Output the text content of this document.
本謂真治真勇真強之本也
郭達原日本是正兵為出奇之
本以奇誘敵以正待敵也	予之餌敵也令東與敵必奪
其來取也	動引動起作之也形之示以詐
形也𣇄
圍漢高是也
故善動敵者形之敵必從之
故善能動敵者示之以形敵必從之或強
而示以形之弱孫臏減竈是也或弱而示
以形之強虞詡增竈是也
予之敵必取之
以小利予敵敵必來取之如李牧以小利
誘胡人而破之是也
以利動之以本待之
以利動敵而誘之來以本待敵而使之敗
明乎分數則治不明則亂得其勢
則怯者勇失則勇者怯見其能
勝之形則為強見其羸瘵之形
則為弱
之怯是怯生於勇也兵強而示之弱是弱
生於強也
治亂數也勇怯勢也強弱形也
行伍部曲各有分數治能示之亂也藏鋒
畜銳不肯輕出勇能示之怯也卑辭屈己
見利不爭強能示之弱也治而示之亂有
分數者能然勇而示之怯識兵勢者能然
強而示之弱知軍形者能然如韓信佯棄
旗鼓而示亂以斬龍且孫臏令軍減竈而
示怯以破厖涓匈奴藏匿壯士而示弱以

= = = =

> _Requirement_:
Print the whole listing exactly as it is.

> _Reply to the task_:
Output the text content of this document.
本謂真治真勇真強之本也
郭達原日本是正兵為出奇之
本以奇誘敵以正待敵也	予之餌敵也令東與敵必奪
其來取也	動引動起作之也形之示以詐
形也𣇄
圍漢高是也
故善動敵者形之敵必從之
故善能動敵者示之以形敵必從之或強
而示以形之弱孫臏減竈是也或弱而示
以形之強虞詡增竈是也
予之敵必取之
以小利予敵敵必來取之如李牧以小利
誘胡人而破之是也
以利動之以本待之
以利動敵而誘之來以本待敵而使之敗
明乎分數則治不明則亂得其勢
則怯者勇失則勇者怯見其能
勝之形則為強見其羸瘵之形
則為弱
之怯是怯生於勇也兵強而示之弱是弱
生於強也
治亂數也勇怯勢也強弱形也
行伍部曲各有分數治能示之亂也藏鋒
畜銳不肯輕出勇能示之怯也卑辭屈己
見利不爭強能示之弱也治而示之亂有
分數者能然勇而示之怯識兵勢者能然
強而示之弱知軍形者能然如韓信佯棄
旗鼓而示亂以斬龍且孫臏令軍減竈而
示怯以破厖涓匈奴藏匿壯士而示弱以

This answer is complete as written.